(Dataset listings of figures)

** START **

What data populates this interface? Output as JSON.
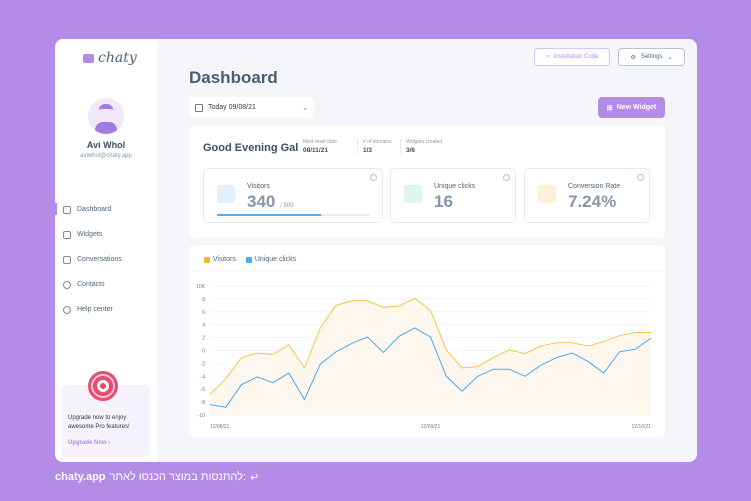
{
  "brand": "chaty",
  "user": {
    "name": "Avi Whol",
    "email": "aviwhol@chaty.app"
  },
  "nav": [
    {
      "label": "Dashboard",
      "icon": "home-icon"
    },
    {
      "label": "Widgets",
      "icon": "widget-icon"
    },
    {
      "label": "Conversations",
      "icon": "chat-icon"
    },
    {
      "label": "Contacts",
      "icon": "contacts-icon"
    },
    {
      "label": "Help center",
      "icon": "help-icon"
    }
  ],
  "upgrade": {
    "text": "Upgrade now to enjoy awesome Pro features!",
    "link": "Upgrade Now"
  },
  "header": {
    "title": "Dashboard",
    "date": "Today 09/08/21",
    "install": "Installation Code",
    "settings": "Settings",
    "new_widget": "New Widget"
  },
  "summary": {
    "greeting": "Good Evening Gal",
    "meta": [
      {
        "label": "Next reset date",
        "value": "08/11/21"
      },
      {
        "label": "# of domains",
        "value": "1/3"
      },
      {
        "label": "Widgets created",
        "value": "3/6"
      }
    ]
  },
  "cards": [
    {
      "label": "Visitors",
      "value": "340",
      "sub": "/ 500",
      "progress": 0.68
    },
    {
      "label": "Unique clicks",
      "value": "16"
    },
    {
      "label": "Conversion Rate",
      "value": "7.24%"
    }
  ],
  "chart_data": {
    "type": "line",
    "legend": [
      "Visitors",
      "Unique clicks"
    ],
    "colors": {
      "Visitors": "#f5b82e",
      "Unique clicks": "#4aa8f0"
    },
    "y_ticks": [
      "10K",
      "8",
      "6",
      "4",
      "2",
      "0",
      "-2",
      "-4",
      "-6",
      "-8",
      "-10"
    ],
    "ylim": [
      -10,
      10
    ],
    "x_labels": [
      "12/08/21",
      "12/09/21",
      "12/10/21"
    ],
    "series": [
      {
        "name": "Visitors",
        "values": [
          -6.8,
          -4.4,
          -1.1,
          -0.4,
          -0.6,
          0.9,
          -2.7,
          3.5,
          7.0,
          7.7,
          7.7,
          6.7,
          6.9,
          8.1,
          6.2,
          0.1,
          -2.7,
          -2.5,
          -1.1,
          0.1,
          -0.5,
          0.7,
          1.2,
          1.2,
          0.7,
          1.4,
          2.3,
          2.8,
          2.8
        ]
      },
      {
        "name": "Unique clicks",
        "values": [
          -8.4,
          -8.8,
          -5.3,
          -4.1,
          -5.0,
          -3.5,
          -7.6,
          -2.1,
          -0.2,
          1.1,
          2.1,
          -0.3,
          2.2,
          3.5,
          2.1,
          -4.0,
          -6.3,
          -4.0,
          -2.9,
          -2.9,
          -4.0,
          -2.3,
          -1.1,
          -0.4,
          -1.7,
          -3.5,
          -0.2,
          0.2,
          1.9
        ]
      }
    ]
  },
  "footer": {
    "site": "chaty.app",
    "text": "להתנסות במוצר הכנסו לאתר:"
  }
}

** END **

- _PROMPT_:
Go through the material above and count the lines that include "date". Give the number alone.

- _OUTPUT_:
2